> _Exercise_: Extract all lines from the data beneath that include the word "проспект".

— BEGIN Data for the task —

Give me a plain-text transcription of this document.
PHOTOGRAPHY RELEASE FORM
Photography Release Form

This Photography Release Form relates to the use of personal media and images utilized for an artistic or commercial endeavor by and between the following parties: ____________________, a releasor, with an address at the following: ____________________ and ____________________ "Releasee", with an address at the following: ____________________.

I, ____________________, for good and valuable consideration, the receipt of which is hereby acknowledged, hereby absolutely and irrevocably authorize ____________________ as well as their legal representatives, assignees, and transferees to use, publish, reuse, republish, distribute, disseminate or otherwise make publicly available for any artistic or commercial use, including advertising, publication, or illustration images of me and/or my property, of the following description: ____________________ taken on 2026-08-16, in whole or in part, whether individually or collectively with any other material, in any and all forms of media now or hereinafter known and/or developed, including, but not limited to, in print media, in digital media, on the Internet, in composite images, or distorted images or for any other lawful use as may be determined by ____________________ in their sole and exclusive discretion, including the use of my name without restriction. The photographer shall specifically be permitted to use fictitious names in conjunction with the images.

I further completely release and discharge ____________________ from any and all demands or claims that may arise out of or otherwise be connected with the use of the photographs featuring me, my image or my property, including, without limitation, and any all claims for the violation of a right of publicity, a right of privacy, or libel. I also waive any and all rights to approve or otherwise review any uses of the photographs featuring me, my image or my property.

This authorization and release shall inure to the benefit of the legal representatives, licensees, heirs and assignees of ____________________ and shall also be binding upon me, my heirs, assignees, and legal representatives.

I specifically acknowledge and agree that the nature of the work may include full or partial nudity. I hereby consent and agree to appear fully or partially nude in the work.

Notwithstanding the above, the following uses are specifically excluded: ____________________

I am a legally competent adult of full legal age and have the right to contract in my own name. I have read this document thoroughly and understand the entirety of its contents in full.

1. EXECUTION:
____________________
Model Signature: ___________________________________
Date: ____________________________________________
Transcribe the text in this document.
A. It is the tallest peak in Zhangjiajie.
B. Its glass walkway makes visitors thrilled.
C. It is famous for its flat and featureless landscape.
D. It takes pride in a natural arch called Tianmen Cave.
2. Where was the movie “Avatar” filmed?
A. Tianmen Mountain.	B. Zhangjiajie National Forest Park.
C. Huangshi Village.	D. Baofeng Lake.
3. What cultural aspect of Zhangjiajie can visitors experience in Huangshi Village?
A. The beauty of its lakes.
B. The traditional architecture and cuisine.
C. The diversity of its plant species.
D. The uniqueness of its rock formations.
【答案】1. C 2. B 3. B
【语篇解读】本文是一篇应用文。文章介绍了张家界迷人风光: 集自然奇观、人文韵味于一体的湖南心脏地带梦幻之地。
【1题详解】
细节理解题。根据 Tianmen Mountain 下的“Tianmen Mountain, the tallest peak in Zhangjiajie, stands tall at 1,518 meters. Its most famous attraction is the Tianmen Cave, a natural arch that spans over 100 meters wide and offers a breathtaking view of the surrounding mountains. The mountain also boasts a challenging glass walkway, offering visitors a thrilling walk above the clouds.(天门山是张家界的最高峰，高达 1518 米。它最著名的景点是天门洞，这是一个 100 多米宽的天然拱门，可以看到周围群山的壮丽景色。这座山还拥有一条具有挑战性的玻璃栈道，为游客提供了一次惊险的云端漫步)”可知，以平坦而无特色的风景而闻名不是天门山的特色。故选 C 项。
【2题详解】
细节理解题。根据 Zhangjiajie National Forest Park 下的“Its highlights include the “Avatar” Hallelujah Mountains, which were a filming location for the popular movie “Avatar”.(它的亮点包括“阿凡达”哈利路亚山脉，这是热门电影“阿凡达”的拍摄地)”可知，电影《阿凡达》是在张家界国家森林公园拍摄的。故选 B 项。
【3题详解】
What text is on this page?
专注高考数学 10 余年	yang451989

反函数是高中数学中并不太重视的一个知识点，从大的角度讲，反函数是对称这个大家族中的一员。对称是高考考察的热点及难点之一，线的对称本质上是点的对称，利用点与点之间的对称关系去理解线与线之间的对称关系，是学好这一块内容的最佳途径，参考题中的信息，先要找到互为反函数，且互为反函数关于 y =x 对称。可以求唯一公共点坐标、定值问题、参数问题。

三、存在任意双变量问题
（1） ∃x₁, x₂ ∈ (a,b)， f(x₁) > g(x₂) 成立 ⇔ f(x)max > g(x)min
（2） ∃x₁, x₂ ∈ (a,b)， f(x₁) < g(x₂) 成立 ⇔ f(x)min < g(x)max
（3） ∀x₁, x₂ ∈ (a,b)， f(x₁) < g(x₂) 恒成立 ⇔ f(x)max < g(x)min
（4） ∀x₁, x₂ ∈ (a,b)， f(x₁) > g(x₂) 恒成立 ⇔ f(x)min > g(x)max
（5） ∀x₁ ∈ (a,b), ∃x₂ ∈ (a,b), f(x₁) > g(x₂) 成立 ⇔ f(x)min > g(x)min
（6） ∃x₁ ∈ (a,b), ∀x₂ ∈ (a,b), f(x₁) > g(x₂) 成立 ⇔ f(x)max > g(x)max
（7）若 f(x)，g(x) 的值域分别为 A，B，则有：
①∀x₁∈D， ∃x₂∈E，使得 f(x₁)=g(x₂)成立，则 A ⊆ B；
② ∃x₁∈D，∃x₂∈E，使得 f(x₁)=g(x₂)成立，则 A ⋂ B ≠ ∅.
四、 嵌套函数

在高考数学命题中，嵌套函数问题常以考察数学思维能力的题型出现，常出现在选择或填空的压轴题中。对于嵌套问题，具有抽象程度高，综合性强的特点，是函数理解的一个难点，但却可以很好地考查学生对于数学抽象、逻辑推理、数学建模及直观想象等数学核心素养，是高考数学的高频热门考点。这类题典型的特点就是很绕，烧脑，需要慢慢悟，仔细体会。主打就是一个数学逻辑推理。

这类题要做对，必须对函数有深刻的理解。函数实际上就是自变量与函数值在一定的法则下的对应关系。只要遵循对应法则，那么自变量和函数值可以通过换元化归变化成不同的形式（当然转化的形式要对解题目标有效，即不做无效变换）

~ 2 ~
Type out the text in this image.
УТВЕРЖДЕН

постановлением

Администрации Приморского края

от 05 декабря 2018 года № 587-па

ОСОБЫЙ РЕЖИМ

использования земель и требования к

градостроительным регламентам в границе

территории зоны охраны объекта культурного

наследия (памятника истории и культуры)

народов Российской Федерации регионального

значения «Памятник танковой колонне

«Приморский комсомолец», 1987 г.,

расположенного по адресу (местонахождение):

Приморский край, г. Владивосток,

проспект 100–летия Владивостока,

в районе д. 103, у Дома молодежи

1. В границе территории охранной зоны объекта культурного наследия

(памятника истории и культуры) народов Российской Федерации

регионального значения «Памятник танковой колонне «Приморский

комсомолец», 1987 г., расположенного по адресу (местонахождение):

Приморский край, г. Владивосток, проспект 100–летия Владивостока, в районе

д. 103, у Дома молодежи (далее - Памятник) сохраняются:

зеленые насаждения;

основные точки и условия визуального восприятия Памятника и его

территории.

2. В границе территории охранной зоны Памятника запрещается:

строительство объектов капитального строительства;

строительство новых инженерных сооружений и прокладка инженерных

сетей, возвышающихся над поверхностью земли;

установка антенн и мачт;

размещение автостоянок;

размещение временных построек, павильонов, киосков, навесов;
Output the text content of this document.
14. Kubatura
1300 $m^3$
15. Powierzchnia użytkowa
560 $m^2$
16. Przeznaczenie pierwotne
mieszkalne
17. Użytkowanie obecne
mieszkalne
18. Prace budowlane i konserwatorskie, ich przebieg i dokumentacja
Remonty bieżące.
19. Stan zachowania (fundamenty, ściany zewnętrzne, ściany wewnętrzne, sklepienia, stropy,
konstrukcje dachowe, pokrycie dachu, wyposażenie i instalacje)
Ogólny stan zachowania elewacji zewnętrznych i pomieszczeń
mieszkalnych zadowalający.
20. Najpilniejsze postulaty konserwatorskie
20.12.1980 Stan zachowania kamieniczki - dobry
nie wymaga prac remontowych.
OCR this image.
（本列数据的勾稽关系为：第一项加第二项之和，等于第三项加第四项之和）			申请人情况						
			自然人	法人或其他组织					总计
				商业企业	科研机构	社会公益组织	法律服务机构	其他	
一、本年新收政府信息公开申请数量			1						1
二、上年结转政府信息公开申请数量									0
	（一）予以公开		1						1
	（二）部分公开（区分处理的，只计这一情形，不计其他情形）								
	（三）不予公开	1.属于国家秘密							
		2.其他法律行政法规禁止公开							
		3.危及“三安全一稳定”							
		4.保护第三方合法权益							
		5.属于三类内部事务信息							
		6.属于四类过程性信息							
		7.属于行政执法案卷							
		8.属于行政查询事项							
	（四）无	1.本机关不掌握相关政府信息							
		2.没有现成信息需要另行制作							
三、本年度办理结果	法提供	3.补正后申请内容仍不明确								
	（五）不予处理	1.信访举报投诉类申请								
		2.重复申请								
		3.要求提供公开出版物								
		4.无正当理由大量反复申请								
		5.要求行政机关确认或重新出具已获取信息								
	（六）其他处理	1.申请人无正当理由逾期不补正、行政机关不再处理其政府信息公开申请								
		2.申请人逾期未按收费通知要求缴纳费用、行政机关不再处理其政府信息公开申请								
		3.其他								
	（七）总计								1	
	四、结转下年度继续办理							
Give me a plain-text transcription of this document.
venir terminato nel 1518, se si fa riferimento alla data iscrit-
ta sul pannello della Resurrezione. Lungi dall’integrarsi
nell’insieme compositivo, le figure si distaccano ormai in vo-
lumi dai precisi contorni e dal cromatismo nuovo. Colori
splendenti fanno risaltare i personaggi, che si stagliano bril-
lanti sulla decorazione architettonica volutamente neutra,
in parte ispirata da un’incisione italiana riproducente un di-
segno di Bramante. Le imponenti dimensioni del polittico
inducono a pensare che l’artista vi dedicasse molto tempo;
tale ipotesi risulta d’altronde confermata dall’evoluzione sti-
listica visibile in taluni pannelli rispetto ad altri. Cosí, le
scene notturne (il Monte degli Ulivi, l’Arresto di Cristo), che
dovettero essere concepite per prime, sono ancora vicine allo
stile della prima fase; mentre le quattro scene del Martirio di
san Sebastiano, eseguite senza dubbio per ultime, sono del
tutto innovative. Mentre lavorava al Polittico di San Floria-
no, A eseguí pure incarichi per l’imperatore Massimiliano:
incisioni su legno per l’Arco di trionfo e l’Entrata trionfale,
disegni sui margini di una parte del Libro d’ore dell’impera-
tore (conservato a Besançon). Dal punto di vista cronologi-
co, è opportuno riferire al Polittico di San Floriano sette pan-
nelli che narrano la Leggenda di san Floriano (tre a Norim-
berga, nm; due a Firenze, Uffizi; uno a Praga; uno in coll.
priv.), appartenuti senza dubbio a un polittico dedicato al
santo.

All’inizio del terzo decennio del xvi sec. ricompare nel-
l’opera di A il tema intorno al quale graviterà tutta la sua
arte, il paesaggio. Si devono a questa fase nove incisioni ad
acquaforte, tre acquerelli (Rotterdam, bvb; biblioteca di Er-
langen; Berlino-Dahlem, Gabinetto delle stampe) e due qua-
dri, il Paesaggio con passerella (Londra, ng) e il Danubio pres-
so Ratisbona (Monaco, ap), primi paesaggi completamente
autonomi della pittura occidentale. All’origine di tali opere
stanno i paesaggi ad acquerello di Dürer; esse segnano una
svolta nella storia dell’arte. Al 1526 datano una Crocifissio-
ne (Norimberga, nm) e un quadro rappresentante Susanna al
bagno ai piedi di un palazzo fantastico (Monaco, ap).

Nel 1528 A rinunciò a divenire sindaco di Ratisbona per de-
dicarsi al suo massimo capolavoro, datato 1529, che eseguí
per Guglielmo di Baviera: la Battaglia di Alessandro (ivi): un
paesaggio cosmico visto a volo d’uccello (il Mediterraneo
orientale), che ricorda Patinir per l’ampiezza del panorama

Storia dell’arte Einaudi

— END Data for the task —

> _Complete output_:
проспект 100–летия Владивостока,
Приморский край, г. Владивосток, проспект 100–летия Владивостока, в районе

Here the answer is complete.